▶ **What is being asked**: Output all the data exactly. Pictures do not belong in the copy.

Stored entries
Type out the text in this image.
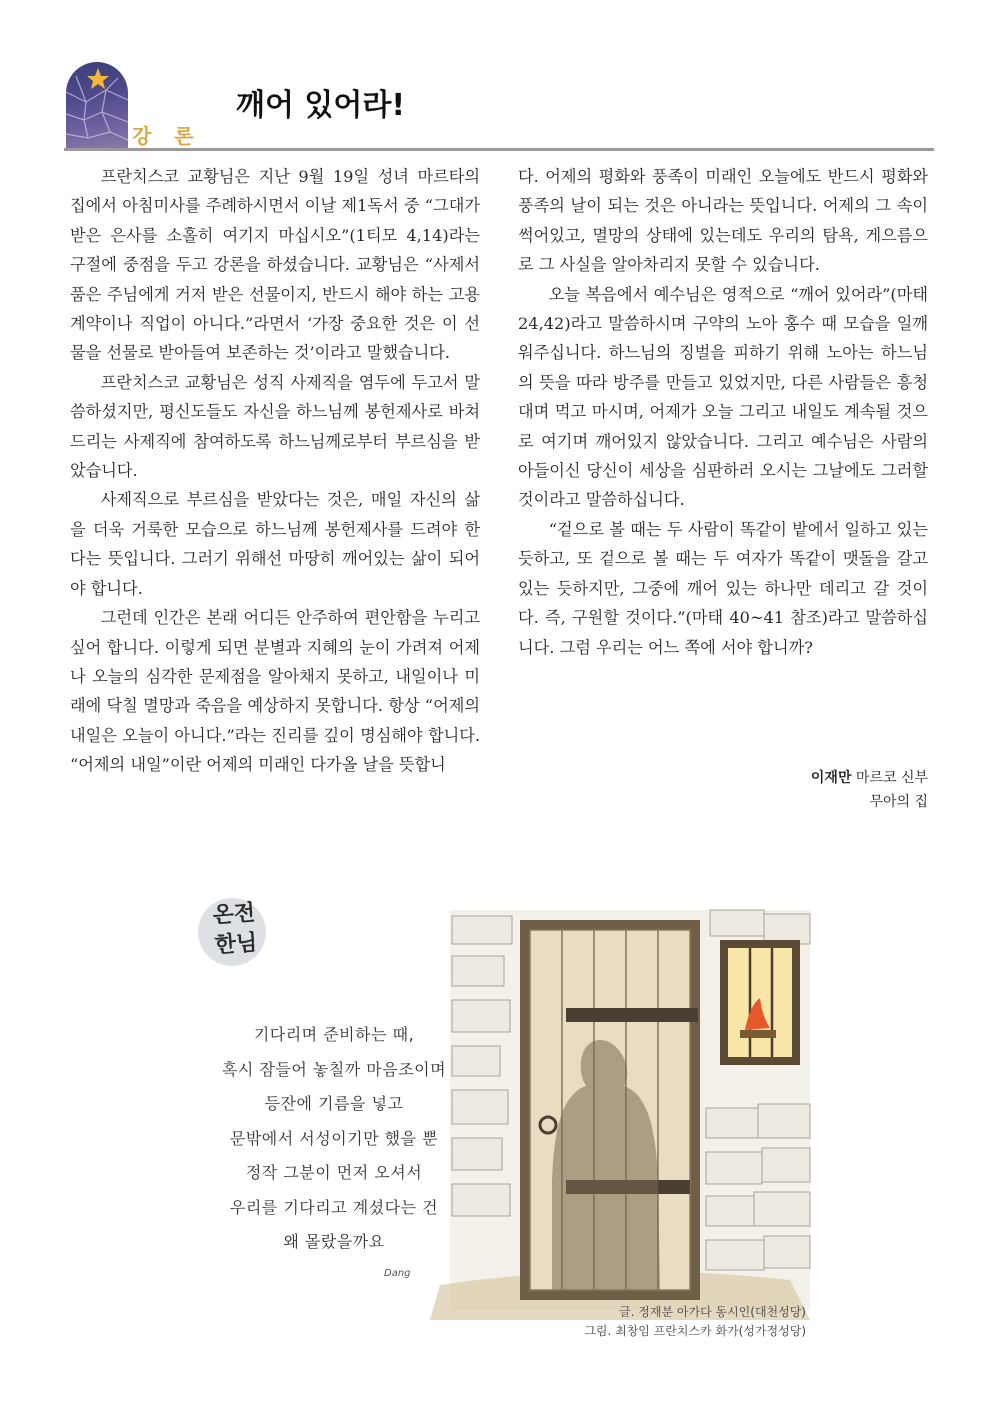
강 론
깨어 있어라!

프란치스코 교황님은 지난 9월 19일 성녀 마르타의 집에서 아침미사를 주례하시면서 이날 제1독서 중 “그대가 받은 은사를 소홀히 여기지 마십시오”(1티모 4,14)라는 구절에 중점을 두고 강론을 하셨습니다. 교황님은 “사제서품은 주님에게 거저 받은 선물이지, 반드시 해야 하는 고용계약이나 직업이 아니다.”라면서 ‘가장 중요한 것은 이 선물을 선물로 받아들여 보존하는 것’이라고 말했습니다.

프란치스코 교황님은 성직 사제직을 염두에 두고서 말씀하셨지만, 평신도들도 자신을 하느님께 봉헌제사로 바쳐 드리는 사제직에 참여하도록 하느님께로부터 부르심을 받았습니다.

사제직으로 부르심을 받았다는 것은, 매일 자신의 삶을 더욱 거룩한 모습으로 하느님께 봉헌제사를 드려야 한다는 뜻입니다. 그러기 위해선 마땅히 깨어있는 삶이 되어야 합니다.

그런데 인간은 본래 어디든 안주하여 편안함을 누리고 싶어 합니다. 이렇게 되면 분별과 지혜의 눈이 가려져 어제나 오늘의 심각한 문제점을 알아채지 못하고, 내일이나 미래에 닥칠 멸망과 죽음을 예상하지 못합니다. 항상 “어제의 내일은 오늘이 아니다.”라는 진리를 깊이 명심해야 합니다. “어제의 내일”이란 어제의 미래인 다가올 날을 뜻합니

다. 어제의 평화와 풍족이 미래인 오늘에도 반드시 평화와 풍족의 날이 되는 것은 아니라는 뜻입니다. 어제의 그 속이 썩어있고, 멸망의 상태에 있는데도 우리의 탐욕, 게으름으로 그 사실을 알아차리지 못할 수 있습니다.

오늘 복음에서 예수님은 영적으로 “깨어 있어라”(마태 24,42)라고 말씀하시며 구약의 노아 홍수 때 모습을 일깨워주십니다. 하느님의 징벌을 피하기 위해 노아는 하느님의 뜻을 따라 방주를 만들고 있었지만, 다른 사람들은 흥청대며 먹고 마시며, 어제가 오늘 그리고 내일도 계속될 것으로 여기며 깨어있지 않았습니다. 그리고 예수님은 사람의 아들이신 당신이 세상을 심판하러 오시는 그날에도 그러할 것이라고 말씀하십니다.

“겉으로 볼 때는 두 사람이 똑같이 밭에서 일하고 있는 듯하고, 또 겉으로 볼 때는 두 여자가 똑같이 맷돌을 갈고 있는 듯하지만, 그중에 깨어 있는 하나만 데리고 갈 것이다. 즉, 구원할 것이다.”(마태 40~41 참조)라고 말씀하십니다. 그럼 우리는 어느 쪽에 서야 합니까?

이재만 마르코 신부
무아의 집
온전
한님
기다리며 준비하는 때,
혹시 잠들어 놓칠까 마음조이며
등잔에 기름을 넣고
문밖에서 서성이기만 했을 뿐
정작 그분이 먼저 오셔서
우리를 기다리고 계셨다는 건
왜 몰랐을까요
Dang
글. 정재분 아가다 동시인(대천성당)
그림. 최창임 프란치스카 화가(성가정성당)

▶ **Solution to the problem**:
Type out the text in this image.
강 론
깨어 있어라!

프란치스코 교황님은 지난 9월 19일 성녀 마르타의 집에서 아침미사를 주례하시면서 이날 제1독서 중 “그대가 받은 은사를 소홀히 여기지 마십시오”(1티모 4,14)라는 구절에 중점을 두고 강론을 하셨습니다. 교황님은 “사제서품은 주님에게 거저 받은 선물이지, 반드시 해야 하는 고용계약이나 직업이 아니다.”라면서 ‘가장 중요한 것은 이 선물을 선물로 받아들여 보존하는 것’이라고 말했습니다.

프란치스코 교황님은 성직 사제직을 염두에 두고서 말씀하셨지만, 평신도들도 자신을 하느님께 봉헌제사로 바쳐 드리는 사제직에 참여하도록 하느님께로부터 부르심을 받았습니다.

사제직으로 부르심을 받았다는 것은, 매일 자신의 삶을 더욱 거룩한 모습으로 하느님께 봉헌제사를 드려야 한다는 뜻입니다. 그러기 위해선 마땅히 깨어있는 삶이 되어야 합니다.

그런데 인간은 본래 어디든 안주하여 편안함을 누리고 싶어 합니다. 이렇게 되면 분별과 지혜의 눈이 가려져 어제나 오늘의 심각한 문제점을 알아채지 못하고, 내일이나 미래에 닥칠 멸망과 죽음을 예상하지 못합니다. 항상 “어제의 내일은 오늘이 아니다.”라는 진리를 깊이 명심해야 합니다. “어제의 내일”이란 어제의 미래인 다가올 날을 뜻합니

다. 어제의 평화와 풍족이 미래인 오늘에도 반드시 평화와 풍족의 날이 되는 것은 아니라는 뜻입니다. 어제의 그 속이 썩어있고, 멸망의 상태에 있는데도 우리의 탐욕, 게으름으로 그 사실을 알아차리지 못할 수 있습니다.

오늘 복음에서 예수님은 영적으로 “깨어 있어라”(마태 24,42)라고 말씀하시며 구약의 노아 홍수 때 모습을 일깨워주십니다. 하느님의 징벌을 피하기 위해 노아는 하느님의 뜻을 따라 방주를 만들고 있었지만, 다른 사람들은 흥청대며 먹고 마시며, 어제가 오늘 그리고 내일도 계속될 것으로 여기며 깨어있지 않았습니다. 그리고 예수님은 사람의 아들이신 당신이 세상을 심판하러 오시는 그날에도 그러할 것이라고 말씀하십니다.

“겉으로 볼 때는 두 사람이 똑같이 밭에서 일하고 있는 듯하고, 또 겉으로 볼 때는 두 여자가 똑같이 맷돌을 갈고 있는 듯하지만, 그중에 깨어 있는 하나만 데리고 갈 것이다. 즉, 구원할 것이다.”(마태 40~41 참조)라고 말씀하십니다. 그럼 우리는 어느 쪽에 서야 합니까?

이재만 마르코 신부
무아의 집
온전
한님
기다리며 준비하는 때,
혹시 잠들어 놓칠까 마음조이며
등잔에 기름을 넣고
문밖에서 서성이기만 했을 뿐
정작 그분이 먼저 오셔서
우리를 기다리고 계셨다는 건
왜 몰랐을까요
Dang
글. 정재분 아가다 동시인(대천성당)
그림. 최창임 프란치스카 화가(성가정성당)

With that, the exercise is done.